#### Material for this task ####
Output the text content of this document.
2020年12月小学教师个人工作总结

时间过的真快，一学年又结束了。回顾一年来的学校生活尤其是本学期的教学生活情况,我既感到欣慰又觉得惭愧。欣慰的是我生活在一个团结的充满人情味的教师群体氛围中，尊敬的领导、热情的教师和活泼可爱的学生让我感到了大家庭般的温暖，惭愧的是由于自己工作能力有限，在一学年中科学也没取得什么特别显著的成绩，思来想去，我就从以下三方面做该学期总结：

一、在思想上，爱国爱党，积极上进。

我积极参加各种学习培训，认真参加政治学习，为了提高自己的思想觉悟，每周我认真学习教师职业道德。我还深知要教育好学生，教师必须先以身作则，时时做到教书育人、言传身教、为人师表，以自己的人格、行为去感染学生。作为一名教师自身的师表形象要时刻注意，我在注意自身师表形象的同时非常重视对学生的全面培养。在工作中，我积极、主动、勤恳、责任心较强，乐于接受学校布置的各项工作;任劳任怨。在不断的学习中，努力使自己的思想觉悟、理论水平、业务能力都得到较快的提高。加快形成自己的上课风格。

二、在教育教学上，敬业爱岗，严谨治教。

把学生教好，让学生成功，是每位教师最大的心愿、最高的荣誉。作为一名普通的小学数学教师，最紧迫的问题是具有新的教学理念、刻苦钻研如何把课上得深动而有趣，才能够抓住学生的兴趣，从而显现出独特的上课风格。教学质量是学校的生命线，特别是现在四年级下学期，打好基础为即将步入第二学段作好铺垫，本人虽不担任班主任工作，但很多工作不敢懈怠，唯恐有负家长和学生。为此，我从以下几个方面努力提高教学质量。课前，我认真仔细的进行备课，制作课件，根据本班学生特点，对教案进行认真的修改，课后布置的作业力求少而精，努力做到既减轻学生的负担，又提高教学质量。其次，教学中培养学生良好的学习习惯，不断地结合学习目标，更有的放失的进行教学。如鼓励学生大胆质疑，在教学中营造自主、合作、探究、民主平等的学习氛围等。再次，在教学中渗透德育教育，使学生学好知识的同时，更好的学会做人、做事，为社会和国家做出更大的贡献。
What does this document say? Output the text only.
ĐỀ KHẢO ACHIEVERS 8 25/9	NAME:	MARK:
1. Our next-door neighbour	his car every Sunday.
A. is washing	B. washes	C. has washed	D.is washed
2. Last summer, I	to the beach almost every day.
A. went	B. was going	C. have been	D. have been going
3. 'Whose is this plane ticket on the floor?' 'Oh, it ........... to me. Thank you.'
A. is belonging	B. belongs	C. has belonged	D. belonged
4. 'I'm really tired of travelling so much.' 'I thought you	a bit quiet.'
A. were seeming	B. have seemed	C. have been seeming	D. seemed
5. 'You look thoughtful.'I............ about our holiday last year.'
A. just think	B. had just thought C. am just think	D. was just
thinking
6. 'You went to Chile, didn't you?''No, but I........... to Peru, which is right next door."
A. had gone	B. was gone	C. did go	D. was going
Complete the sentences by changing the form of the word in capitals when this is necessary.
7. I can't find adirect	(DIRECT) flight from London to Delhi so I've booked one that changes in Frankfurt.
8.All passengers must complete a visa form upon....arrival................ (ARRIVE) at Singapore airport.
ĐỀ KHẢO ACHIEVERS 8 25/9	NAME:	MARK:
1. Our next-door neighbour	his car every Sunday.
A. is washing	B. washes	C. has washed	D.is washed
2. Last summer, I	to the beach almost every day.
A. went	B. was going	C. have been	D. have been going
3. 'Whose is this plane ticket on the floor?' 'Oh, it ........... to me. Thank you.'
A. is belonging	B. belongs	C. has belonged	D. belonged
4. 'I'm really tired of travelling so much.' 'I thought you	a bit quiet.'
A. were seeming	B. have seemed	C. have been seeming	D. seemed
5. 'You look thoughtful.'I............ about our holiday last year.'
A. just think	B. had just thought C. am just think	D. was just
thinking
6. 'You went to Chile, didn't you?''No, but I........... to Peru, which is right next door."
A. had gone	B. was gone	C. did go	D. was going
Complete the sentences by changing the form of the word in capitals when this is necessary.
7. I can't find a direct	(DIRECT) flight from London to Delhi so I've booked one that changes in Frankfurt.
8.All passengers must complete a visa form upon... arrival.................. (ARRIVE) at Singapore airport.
####
- [Exercise requirements] Each record above must be given again exactly.

- [Task output]
Output the text content of this document.
2020年12月小学教师个人工作总结

时间过的真快，一学年又结束了。回顾一年来的学校生活尤其是本学期的教学生活情况,我既感到欣慰又觉得惭愧。欣慰的是我生活在一个团结的充满人情味的教师群体氛围中，尊敬的领导、热情的教师和活泼可爱的学生让我感到了大家庭般的温暖，惭愧的是由于自己工作能力有限，在一学年中科学也没取得什么特别显著的成绩，思来想去，我就从以下三方面做该学期总结：

一、在思想上，爱国爱党，积极上进。

我积极参加各种学习培训，认真参加政治学习，为了提高自己的思想觉悟，每周我认真学习教师职业道德。我还深知要教育好学生，教师必须先以身作则，时时做到教书育人、言传身教、为人师表，以自己的人格、行为去感染学生。作为一名教师自身的师表形象要时刻注意，我在注意自身师表形象的同时非常重视对学生的全面培养。在工作中，我积极、主动、勤恳、责任心较强，乐于接受学校布置的各项工作;任劳任怨。在不断的学习中，努力使自己的思想觉悟、理论水平、业务能力都得到较快的提高。加快形成自己的上课风格。

二、在教育教学上，敬业爱岗，严谨治教。

把学生教好，让学生成功，是每位教师最大的心愿、最高的荣誉。作为一名普通的小学数学教师，最紧迫的问题是具有新的教学理念、刻苦钻研如何把课上得深动而有趣，才能够抓住学生的兴趣，从而显现出独特的上课风格。教学质量是学校的生命线，特别是现在四年级下学期，打好基础为即将步入第二学段作好铺垫，本人虽不担任班主任工作，但很多工作不敢懈怠，唯恐有负家长和学生。为此，我从以下几个方面努力提高教学质量。课前，我认真仔细的进行备课，制作课件，根据本班学生特点，对教案进行认真的修改，课后布置的作业力求少而精，努力做到既减轻学生的负担，又提高教学质量。其次，教学中培养学生良好的学习习惯，不断地结合学习目标，更有的放失的进行教学。如鼓励学生大胆质疑，在教学中营造自主、合作、探究、民主平等的学习氛围等。再次，在教学中渗透德育教育，使学生学好知识的同时，更好的学会做人、做事，为社会和国家做出更大的贡献。
What does this document say? Output the text only.
ĐỀ KHẢO ACHIEVERS 8 25/9	NAME:	MARK:
1. Our next-door neighbour	his car every Sunday.
A. is washing	B. washes	C. has washed	D.is washed
2. Last summer, I	to the beach almost every day.
A. went	B. was going	C. have been	D. have been going
3. 'Whose is this plane ticket on the floor?' 'Oh, it ........... to me. Thank you.'
A. is belonging	B. belongs	C. has belonged	D. belonged
4. 'I'm really tired of travelling so much.' 'I thought you	a bit quiet.'
A. were seeming	B. have seemed	C. have been seeming	D. seemed
5. 'You look thoughtful.'I............ about our holiday last year.'
A. just think	B. had just thought C. am just think	D. was just
thinking
6. 'You went to Chile, didn't you?''No, but I........... to Peru, which is right next door."
A. had gone	B. was gone	C. did go	D. was going
Complete the sentences by changing the form of the word in capitals when this is necessary.
7. I can't find adirect	(DIRECT) flight from London to Delhi so I've booked one that changes in Frankfurt.
8.All passengers must complete a visa form upon....arrival................ (ARRIVE) at Singapore airport.
ĐỀ KHẢO ACHIEVERS 8 25/9	NAME:	MARK:
1. Our next-door neighbour	his car every Sunday.
A. is washing	B. washes	C. has washed	D.is washed
2. Last summer, I	to the beach almost every day.
A. went	B. was going	C. have been	D. have been going
3. 'Whose is this plane ticket on the floor?' 'Oh, it ........... to me. Thank you.'
A. is belonging	B. belongs	C. has belonged	D. belonged
4. 'I'm really tired of travelling so much.' 'I thought you	a bit quiet.'
A. were seeming	B. have seemed	C. have been seeming	D. seemed
5. 'You look thoughtful.'I............ about our holiday last year.'
A. just think	B. had just thought C. am just think	D. was just
thinking
6. 'You went to Chile, didn't you?''No, but I........... to Peru, which is right next door."
A. had gone	B. was gone	C. did go	D. was going
Complete the sentences by changing the form of the word in capitals when this is necessary.
7. I can't find a direct	(DIRECT) flight from London to Delhi so I've booked one that changes in Frankfurt.
8.All passengers must complete a visa form upon... arrival.................. (ARRIVE) at Singapore airport.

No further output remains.